Description of the task: Some lines of these records may hold the word "JSON"; state how many, using only the number.

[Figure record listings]
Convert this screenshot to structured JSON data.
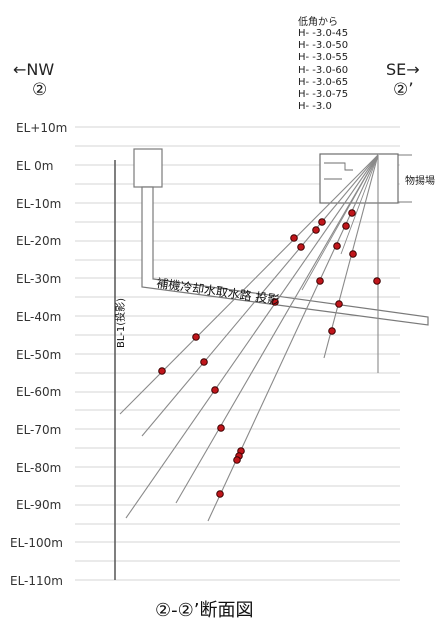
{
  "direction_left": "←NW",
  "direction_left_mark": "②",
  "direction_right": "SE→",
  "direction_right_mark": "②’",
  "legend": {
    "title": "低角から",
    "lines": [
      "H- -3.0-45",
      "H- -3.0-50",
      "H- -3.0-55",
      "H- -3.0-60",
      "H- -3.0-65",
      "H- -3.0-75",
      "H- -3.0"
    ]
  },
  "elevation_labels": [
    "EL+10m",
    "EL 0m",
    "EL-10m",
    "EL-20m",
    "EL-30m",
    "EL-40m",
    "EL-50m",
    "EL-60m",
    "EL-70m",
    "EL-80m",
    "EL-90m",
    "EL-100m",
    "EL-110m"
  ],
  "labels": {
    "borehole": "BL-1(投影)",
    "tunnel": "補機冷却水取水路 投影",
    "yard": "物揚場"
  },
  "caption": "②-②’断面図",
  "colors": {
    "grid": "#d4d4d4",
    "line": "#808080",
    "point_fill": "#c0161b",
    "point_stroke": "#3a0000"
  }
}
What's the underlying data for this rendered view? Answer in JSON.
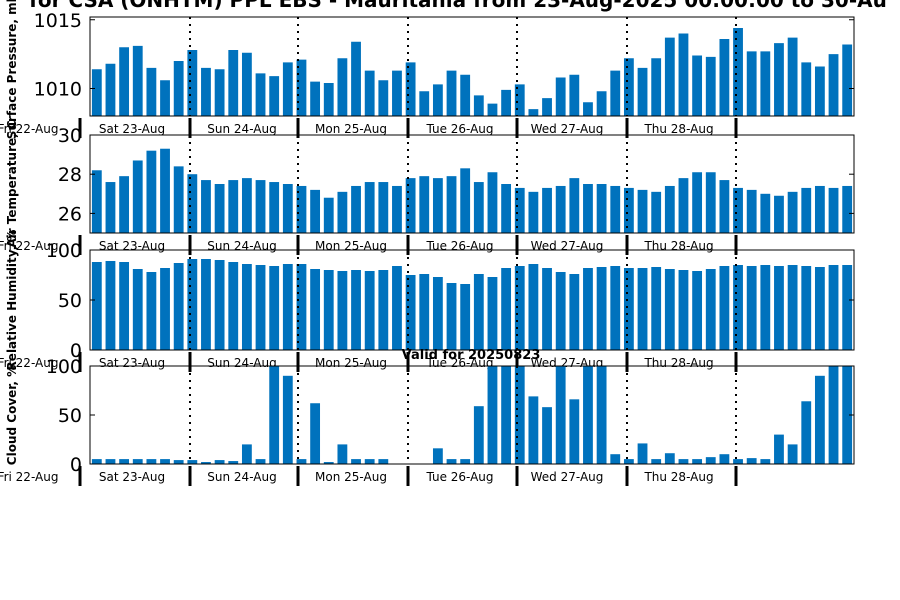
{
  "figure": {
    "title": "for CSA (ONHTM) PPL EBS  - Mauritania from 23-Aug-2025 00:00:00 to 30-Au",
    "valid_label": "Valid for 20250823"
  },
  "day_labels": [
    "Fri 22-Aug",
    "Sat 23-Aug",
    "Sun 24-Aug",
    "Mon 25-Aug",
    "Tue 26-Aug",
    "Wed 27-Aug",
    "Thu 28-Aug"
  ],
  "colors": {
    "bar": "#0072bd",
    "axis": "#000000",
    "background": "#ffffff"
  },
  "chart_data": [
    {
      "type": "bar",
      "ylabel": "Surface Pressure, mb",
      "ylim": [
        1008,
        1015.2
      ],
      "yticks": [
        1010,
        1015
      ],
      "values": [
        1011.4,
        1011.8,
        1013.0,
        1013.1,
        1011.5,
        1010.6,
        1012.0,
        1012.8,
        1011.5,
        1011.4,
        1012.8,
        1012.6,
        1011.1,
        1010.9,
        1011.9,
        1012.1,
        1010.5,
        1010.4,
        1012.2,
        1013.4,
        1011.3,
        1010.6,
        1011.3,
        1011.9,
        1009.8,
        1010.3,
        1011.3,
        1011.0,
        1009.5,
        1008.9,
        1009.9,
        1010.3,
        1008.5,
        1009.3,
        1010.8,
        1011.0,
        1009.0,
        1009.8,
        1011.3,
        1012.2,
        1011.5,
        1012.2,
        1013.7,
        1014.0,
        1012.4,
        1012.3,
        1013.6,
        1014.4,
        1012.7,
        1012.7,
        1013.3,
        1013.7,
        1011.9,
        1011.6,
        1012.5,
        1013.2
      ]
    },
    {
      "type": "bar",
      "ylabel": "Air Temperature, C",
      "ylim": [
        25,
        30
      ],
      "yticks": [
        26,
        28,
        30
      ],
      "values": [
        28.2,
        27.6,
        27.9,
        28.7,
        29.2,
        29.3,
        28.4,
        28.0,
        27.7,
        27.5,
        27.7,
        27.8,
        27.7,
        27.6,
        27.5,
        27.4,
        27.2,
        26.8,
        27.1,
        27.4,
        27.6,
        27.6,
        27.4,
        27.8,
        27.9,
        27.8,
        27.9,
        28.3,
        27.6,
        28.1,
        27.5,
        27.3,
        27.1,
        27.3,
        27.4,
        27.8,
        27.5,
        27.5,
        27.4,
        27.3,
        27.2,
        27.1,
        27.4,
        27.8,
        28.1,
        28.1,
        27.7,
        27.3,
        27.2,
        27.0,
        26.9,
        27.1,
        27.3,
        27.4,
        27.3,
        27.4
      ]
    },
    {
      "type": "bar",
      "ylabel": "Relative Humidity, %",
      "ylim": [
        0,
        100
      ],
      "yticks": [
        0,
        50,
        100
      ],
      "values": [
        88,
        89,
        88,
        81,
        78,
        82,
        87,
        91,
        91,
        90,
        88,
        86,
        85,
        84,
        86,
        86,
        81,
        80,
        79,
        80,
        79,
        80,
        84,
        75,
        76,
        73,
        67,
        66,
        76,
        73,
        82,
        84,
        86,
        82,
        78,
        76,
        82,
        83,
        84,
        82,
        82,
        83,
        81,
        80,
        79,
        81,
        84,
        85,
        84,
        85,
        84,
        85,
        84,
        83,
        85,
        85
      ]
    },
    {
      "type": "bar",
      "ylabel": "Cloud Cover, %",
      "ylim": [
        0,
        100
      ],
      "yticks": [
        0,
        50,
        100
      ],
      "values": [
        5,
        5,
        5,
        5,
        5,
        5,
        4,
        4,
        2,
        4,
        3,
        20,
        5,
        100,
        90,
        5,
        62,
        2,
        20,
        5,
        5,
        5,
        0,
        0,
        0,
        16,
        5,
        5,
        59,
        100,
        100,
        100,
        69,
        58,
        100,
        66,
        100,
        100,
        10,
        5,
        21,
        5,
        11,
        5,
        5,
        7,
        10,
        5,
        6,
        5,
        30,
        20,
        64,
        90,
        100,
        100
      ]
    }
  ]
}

---

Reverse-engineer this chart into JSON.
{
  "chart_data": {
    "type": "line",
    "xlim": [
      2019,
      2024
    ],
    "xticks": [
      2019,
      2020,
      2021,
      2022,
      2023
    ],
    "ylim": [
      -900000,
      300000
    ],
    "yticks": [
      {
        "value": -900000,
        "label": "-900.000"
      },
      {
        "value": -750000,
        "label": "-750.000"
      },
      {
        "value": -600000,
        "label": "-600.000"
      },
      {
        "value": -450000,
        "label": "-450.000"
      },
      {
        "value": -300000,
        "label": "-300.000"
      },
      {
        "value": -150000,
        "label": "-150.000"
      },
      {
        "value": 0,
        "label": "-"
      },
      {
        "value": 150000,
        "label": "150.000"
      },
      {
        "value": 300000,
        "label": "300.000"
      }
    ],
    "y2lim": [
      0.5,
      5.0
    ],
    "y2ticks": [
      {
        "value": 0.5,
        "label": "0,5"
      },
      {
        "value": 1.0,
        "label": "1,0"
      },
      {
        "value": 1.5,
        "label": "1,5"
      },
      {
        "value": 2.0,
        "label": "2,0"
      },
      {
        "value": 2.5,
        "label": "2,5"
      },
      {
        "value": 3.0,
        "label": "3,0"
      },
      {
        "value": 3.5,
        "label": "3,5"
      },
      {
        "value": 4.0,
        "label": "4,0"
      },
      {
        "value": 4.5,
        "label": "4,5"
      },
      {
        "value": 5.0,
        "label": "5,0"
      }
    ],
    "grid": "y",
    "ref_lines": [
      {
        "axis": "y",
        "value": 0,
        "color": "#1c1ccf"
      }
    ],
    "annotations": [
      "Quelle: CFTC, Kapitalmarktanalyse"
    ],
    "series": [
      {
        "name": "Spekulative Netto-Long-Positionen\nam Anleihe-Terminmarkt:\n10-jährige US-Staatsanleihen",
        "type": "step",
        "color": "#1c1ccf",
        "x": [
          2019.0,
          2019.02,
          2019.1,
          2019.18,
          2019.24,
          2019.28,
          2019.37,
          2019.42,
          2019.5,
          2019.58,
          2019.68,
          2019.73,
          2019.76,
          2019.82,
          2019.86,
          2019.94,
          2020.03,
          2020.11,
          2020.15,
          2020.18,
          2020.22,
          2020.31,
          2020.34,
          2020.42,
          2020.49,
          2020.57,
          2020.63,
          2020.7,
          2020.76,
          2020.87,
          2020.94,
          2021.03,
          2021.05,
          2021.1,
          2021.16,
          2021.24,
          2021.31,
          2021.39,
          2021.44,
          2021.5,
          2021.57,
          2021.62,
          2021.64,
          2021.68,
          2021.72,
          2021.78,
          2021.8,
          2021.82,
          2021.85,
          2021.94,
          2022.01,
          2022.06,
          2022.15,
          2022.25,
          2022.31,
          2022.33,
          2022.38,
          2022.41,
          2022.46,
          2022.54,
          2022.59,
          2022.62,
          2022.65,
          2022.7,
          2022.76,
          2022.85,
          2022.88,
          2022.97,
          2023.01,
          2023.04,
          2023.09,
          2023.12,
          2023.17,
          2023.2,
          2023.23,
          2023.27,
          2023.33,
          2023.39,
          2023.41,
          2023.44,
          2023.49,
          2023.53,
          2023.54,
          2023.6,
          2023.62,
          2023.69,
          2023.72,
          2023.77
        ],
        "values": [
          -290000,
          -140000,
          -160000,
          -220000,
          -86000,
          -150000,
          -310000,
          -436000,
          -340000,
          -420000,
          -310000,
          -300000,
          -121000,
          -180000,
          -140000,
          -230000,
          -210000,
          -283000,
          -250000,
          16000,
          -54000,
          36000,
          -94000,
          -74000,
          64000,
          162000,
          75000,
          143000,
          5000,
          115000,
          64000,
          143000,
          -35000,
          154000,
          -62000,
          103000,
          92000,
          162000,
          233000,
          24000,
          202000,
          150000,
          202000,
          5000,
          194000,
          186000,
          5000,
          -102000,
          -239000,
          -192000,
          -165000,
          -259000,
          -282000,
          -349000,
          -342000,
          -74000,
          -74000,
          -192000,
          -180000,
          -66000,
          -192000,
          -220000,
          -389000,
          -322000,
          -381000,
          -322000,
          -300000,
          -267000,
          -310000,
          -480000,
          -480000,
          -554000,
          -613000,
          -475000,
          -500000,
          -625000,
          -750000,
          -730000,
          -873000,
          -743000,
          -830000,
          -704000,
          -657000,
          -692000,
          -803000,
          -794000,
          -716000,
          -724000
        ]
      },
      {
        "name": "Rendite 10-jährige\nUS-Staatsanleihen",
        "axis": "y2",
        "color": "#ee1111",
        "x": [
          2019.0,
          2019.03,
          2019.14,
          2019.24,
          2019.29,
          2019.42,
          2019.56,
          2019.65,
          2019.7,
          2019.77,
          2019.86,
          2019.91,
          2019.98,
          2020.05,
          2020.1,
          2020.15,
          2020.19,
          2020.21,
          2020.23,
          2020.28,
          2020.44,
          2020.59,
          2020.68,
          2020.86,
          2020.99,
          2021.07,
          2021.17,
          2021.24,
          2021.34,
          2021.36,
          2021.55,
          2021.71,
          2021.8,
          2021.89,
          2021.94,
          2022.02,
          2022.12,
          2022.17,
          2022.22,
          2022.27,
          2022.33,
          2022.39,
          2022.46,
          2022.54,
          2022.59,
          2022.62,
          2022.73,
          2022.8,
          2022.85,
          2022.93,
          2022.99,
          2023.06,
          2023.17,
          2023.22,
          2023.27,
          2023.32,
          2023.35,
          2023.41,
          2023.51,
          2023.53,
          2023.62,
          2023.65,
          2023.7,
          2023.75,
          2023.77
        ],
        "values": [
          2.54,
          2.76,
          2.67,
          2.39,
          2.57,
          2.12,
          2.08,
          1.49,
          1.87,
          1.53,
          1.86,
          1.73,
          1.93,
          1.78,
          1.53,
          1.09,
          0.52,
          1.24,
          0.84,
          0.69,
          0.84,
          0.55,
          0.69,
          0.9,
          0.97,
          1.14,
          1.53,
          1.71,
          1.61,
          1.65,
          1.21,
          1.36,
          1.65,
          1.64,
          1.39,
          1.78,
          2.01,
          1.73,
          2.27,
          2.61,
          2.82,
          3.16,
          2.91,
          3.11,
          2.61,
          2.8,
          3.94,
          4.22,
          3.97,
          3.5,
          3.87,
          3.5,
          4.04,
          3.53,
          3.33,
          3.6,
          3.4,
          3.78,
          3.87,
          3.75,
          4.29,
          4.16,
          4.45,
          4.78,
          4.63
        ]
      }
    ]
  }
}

...

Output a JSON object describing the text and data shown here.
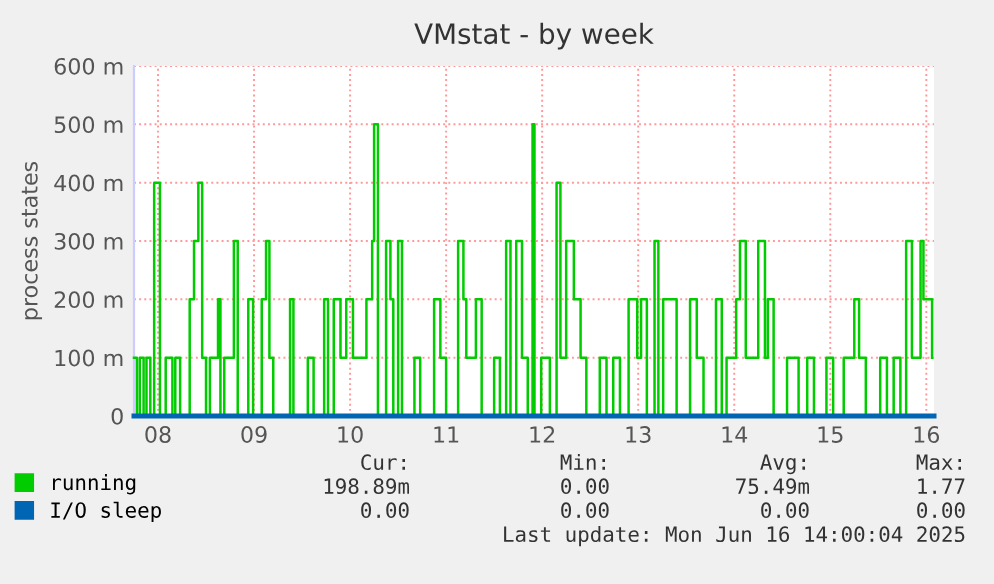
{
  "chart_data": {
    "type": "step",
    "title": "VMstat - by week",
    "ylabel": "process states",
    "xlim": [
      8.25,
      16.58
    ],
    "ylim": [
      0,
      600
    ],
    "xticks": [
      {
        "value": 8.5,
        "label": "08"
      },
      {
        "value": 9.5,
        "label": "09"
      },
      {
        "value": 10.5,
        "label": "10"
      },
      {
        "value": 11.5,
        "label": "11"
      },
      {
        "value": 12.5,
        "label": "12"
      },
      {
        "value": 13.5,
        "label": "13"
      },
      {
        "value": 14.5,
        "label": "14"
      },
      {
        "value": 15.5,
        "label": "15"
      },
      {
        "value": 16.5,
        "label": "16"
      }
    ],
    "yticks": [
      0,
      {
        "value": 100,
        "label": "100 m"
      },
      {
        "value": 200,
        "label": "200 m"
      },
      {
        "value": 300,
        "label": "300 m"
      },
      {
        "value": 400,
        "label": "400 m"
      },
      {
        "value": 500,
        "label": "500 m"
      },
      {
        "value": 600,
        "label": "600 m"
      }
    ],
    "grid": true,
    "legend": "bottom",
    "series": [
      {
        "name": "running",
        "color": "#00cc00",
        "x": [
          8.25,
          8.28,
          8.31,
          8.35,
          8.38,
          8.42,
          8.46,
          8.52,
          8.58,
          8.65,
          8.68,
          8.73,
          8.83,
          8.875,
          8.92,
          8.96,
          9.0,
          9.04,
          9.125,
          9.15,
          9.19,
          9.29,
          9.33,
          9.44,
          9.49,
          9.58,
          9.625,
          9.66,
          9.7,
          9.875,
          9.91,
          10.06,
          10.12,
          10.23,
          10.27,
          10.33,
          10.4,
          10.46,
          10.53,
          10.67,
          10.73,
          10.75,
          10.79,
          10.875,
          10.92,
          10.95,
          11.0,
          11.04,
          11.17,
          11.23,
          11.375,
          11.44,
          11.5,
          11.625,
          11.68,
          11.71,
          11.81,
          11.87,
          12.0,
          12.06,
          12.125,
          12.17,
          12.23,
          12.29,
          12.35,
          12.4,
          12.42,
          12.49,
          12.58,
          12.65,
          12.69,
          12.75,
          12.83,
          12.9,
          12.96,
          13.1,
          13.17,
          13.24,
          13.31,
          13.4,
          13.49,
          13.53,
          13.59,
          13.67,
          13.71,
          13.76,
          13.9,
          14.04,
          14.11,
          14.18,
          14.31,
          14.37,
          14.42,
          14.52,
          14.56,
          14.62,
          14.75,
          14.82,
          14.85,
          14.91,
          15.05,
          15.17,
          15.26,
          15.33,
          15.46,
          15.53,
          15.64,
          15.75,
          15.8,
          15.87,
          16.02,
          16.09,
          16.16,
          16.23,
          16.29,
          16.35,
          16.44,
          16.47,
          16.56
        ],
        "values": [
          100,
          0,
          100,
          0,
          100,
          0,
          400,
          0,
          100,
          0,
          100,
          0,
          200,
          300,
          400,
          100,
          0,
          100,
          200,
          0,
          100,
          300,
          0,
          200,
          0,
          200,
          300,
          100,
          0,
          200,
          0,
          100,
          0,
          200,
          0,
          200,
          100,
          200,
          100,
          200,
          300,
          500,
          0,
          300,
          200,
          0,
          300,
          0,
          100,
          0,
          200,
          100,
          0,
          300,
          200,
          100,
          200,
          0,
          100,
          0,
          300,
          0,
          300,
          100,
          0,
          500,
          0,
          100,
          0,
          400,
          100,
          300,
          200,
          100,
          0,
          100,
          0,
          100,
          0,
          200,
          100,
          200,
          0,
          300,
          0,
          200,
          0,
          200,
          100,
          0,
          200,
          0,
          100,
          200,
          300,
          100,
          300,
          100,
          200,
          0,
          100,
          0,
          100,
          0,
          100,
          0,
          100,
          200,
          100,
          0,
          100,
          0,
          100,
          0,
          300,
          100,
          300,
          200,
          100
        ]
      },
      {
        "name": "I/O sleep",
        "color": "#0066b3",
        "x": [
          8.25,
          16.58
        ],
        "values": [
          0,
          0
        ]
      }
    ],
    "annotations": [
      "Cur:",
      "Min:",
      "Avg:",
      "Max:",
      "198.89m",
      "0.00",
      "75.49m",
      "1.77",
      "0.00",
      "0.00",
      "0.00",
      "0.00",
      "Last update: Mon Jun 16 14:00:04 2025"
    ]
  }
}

Result of the exercise: 4